THE REQUEST: Make an exact copy of the listing below.

-- START EXERCISE INPUTS --

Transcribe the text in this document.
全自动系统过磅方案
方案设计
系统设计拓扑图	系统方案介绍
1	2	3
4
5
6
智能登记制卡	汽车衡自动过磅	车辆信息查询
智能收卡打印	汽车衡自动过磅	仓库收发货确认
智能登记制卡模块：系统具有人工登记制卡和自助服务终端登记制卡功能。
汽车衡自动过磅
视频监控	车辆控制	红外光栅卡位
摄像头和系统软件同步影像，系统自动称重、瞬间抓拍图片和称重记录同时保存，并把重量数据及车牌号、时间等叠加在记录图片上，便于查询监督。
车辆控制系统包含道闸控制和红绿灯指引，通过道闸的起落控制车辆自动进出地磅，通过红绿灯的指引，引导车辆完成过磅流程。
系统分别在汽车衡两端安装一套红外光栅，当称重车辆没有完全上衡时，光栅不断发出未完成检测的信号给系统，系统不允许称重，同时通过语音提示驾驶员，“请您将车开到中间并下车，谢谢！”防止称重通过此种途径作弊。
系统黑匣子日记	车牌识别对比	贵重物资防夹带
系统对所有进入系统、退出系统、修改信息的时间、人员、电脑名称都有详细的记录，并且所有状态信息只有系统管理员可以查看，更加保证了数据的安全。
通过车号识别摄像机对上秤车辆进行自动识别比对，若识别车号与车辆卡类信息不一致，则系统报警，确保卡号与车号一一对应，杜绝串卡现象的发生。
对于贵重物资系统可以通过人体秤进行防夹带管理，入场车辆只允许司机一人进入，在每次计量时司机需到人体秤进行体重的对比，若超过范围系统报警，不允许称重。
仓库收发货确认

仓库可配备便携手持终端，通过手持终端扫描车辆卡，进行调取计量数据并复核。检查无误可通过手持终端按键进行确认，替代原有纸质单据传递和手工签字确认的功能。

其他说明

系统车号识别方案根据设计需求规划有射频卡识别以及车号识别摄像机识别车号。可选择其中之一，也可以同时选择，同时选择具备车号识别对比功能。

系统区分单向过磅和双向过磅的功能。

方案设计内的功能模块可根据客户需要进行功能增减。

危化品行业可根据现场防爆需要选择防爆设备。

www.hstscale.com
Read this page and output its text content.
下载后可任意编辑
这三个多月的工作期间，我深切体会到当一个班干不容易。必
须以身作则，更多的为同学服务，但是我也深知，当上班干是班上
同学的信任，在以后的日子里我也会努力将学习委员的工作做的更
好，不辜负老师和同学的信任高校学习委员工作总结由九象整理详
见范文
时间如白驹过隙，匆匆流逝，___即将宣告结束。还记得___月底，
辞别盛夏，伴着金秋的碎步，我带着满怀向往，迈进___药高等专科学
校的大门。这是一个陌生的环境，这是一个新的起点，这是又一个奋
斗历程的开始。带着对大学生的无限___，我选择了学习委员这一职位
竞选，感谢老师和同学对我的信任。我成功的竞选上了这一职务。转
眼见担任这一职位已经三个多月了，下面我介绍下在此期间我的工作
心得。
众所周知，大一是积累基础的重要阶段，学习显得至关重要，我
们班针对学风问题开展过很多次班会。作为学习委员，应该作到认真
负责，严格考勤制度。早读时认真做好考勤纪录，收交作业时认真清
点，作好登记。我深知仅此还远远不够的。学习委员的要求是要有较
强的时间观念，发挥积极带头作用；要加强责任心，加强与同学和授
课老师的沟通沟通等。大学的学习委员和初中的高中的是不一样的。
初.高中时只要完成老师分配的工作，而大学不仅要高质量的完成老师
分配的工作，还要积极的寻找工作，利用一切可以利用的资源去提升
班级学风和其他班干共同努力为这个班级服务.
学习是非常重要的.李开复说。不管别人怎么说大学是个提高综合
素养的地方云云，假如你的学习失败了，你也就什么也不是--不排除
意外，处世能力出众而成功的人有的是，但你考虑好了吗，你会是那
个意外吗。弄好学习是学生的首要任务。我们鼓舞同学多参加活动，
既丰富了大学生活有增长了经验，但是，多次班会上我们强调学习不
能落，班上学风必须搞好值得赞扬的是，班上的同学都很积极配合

-- END EXERCISE INPUTS --

ANSWER:
Transcribe the text in this document.
全自动系统过磅方案
方案设计
系统设计拓扑图	系统方案介绍
1	2	3
4
5
6
智能登记制卡	汽车衡自动过磅	车辆信息查询
智能收卡打印	汽车衡自动过磅	仓库收发货确认
智能登记制卡模块：系统具有人工登记制卡和自助服务终端登记制卡功能。
汽车衡自动过磅
视频监控	车辆控制	红外光栅卡位
摄像头和系统软件同步影像，系统自动称重、瞬间抓拍图片和称重记录同时保存，并把重量数据及车牌号、时间等叠加在记录图片上，便于查询监督。
车辆控制系统包含道闸控制和红绿灯指引，通过道闸的起落控制车辆自动进出地磅，通过红绿灯的指引，引导车辆完成过磅流程。
系统分别在汽车衡两端安装一套红外光栅，当称重车辆没有完全上衡时，光栅不断发出未完成检测的信号给系统，系统不允许称重，同时通过语音提示驾驶员，“请您将车开到中间并下车，谢谢！”防止称重通过此种途径作弊。
系统黑匣子日记	车牌识别对比	贵重物资防夹带
系统对所有进入系统、退出系统、修改信息的时间、人员、电脑名称都有详细的记录，并且所有状态信息只有系统管理员可以查看，更加保证了数据的安全。
通过车号识别摄像机对上秤车辆进行自动识别比对，若识别车号与车辆卡类信息不一致，则系统报警，确保卡号与车号一一对应，杜绝串卡现象的发生。
对于贵重物资系统可以通过人体秤进行防夹带管理，入场车辆只允许司机一人进入，在每次计量时司机需到人体秤进行体重的对比，若超过范围系统报警，不允许称重。
仓库收发货确认

仓库可配备便携手持终端，通过手持终端扫描车辆卡，进行调取计量数据并复核。检查无误可通过手持终端按键进行确认，替代原有纸质单据传递和手工签字确认的功能。

其他说明

系统车号识别方案根据设计需求规划有射频卡识别以及车号识别摄像机识别车号。可选择其中之一，也可以同时选择，同时选择具备车号识别对比功能。

系统区分单向过磅和双向过磅的功能。

方案设计内的功能模块可根据客户需要进行功能增减。

危化品行业可根据现场防爆需要选择防爆设备。

www.hstscale.com
Read this page and output its text content.
下载后可任意编辑
这三个多月的工作期间，我深切体会到当一个班干不容易。必
须以身作则，更多的为同学服务，但是我也深知，当上班干是班上
同学的信任，在以后的日子里我也会努力将学习委员的工作做的更
好，不辜负老师和同学的信任高校学习委员工作总结由九象整理详
见范文
时间如白驹过隙，匆匆流逝，___即将宣告结束。还记得___月底，
辞别盛夏，伴着金秋的碎步，我带着满怀向往，迈进___药高等专科学
校的大门。这是一个陌生的环境，这是一个新的起点，这是又一个奋
斗历程的开始。带着对大学生的无限___，我选择了学习委员这一职位
竞选，感谢老师和同学对我的信任。我成功的竞选上了这一职务。转
眼见担任这一职位已经三个多月了，下面我介绍下在此期间我的工作
心得。
众所周知，大一是积累基础的重要阶段，学习显得至关重要，我
们班针对学风问题开展过很多次班会。作为学习委员，应该作到认真
负责，严格考勤制度。早读时认真做好考勤纪录，收交作业时认真清
点，作好登记。我深知仅此还远远不够的。学习委员的要求是要有较
强的时间观念，发挥积极带头作用；要加强责任心，加强与同学和授
课老师的沟通沟通等。大学的学习委员和初中的高中的是不一样的。
初.高中时只要完成老师分配的工作，而大学不仅要高质量的完成老师
分配的工作，还要积极的寻找工作，利用一切可以利用的资源去提升
班级学风和其他班干共同努力为这个班级服务.
学习是非常重要的.李开复说。不管别人怎么说大学是个提高综合
素养的地方云云，假如你的学习失败了，你也就什么也不是--不排除
意外，处世能力出众而成功的人有的是，但你考虑好了吗，你会是那
个意外吗。弄好学习是学生的首要任务。我们鼓舞同学多参加活动，
既丰富了大学生活有增长了经验，但是，多次班会上我们强调学习不
能落，班上学风必须搞好值得赞扬的是，班上的同学都很积极配合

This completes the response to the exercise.